**** Data in this exercise ****
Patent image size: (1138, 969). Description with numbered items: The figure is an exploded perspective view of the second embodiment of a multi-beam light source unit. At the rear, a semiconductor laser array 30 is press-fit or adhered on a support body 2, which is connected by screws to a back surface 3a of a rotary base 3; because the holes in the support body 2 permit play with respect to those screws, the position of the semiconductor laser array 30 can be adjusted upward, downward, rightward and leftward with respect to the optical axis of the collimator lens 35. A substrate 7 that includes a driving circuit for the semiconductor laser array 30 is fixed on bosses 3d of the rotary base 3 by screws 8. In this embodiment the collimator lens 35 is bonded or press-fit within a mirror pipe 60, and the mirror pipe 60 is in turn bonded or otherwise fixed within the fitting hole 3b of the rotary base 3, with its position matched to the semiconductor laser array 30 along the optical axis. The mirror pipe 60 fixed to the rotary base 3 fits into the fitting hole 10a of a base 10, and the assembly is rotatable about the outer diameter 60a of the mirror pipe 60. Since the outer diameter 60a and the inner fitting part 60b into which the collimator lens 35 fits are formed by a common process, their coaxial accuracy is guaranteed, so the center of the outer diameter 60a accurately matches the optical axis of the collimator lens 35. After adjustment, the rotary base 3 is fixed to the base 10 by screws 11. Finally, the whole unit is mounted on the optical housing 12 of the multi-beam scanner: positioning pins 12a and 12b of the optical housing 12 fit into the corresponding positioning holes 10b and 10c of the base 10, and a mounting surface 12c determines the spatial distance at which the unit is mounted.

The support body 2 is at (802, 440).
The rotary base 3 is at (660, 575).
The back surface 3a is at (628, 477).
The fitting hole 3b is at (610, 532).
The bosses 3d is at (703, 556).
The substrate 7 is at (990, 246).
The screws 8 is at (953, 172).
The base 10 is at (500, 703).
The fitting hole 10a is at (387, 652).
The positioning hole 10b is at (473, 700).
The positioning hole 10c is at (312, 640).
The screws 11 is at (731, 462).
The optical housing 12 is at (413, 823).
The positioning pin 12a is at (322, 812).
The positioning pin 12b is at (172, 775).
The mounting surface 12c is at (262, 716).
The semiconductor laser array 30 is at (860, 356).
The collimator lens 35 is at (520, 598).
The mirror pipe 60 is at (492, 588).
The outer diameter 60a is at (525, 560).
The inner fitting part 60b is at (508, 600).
****
Convert every line of the material above into a Markdown table with two columns, "Row" and "Line", numbering the rows in order and leaving out blank lines.

• [The reply]:
| Row | Line |
|---|---|
| 1 | Patent image size: (1138, 969). Description with numbered items: The figure is an exploded perspective view of the second embodiment of a multi-beam light source unit. At the rear, a semiconductor laser array 30 is press-fit or adhered on a support body 2, which is connected by screws to a back surface 3a of a rotary base 3; because the holes in the support body 2 permit play with respect to those screws, the position of the semiconductor laser array 30 can be adjusted upward, downward, rightward and leftward with respect to the optical axis of the collimator lens 35. A substrate 7 that includes a driving circuit for the semiconductor laser array 30 is fixed on bosses 3d of the rotary base 3 by screws 8. In this embodiment the collimator lens 35 is bonded or press-fit within a mirror pipe 60, and the mirror pipe 60 is in turn bonded or otherwise fixed within the fitting hole 3b of the rotary base 3, with its position matched to the semiconductor laser array 30 along the optical axis. The mirror pipe 60 fixed to the rotary base 3 fits into the fitting hole 10a of a base 10, and the assembly is rotatable about the outer diameter 60a of the mirror pipe 60. Since the outer diameter 60a and the inner fitting part 60b into which the collimator lens 35 fits are formed by a common process, their coaxial accuracy is guaranteed, so the center of the outer diameter 60a accurately matches the optical axis of the collimator lens 35. After adjustment, the rotary base 3 is fixed to the base 10 by screws 11. Finally, the whole unit is mounted on the optical housing 12 of the multi-beam scanner: positioning pins 12a and 12b of the optical housing 12 fit into the corresponding positioning holes 10b and 10c of the base 10, and a mounting surface 12c determines the spatial distance at which the unit is mounted. |
| 2 | The support body 2 is at (802, 440). |
| 3 | The rotary base 3 is at (660, 575). |
| 4 | The back surface 3a is at (628, 477). |
| 5 | The fitting hole 3b is at (610, 532). |
| 6 | The bosses 3d is at (703, 556). |
| 7 | The substrate 7 is at (990, 246). |
| 8 | The screws 8 is at (953, 172). |
| 9 | The base 10 is at (500, 703). |
| 10 | The fitting hole 10a is at (387, 652). |
| 11 | The positioning hole 10b is at (473, 700). |
| 12 | The positioning hole 10c is at (312, 640). |
| 13 | The screws 11 is at (731, 462). |
| 14 | The optical housing 12 is at (413, 823). |
| 15 | The positioning pin 12a is at (322, 812). |
| 16 | The positioning pin 12b is at (172, 775). |
| 17 | The mounting surface 12c is at (262, 716). |
| 18 | The semiconductor laser array 30 is at (860, 356). |
| 19 | The collimator lens 35 is at (520, 598). |
| 20 | The mirror pipe 60 is at (492, 588). |
| 21 | The outer diameter 60a is at (525, 560). |
| 22 | The inner fitting part 60b is at (508, 600). |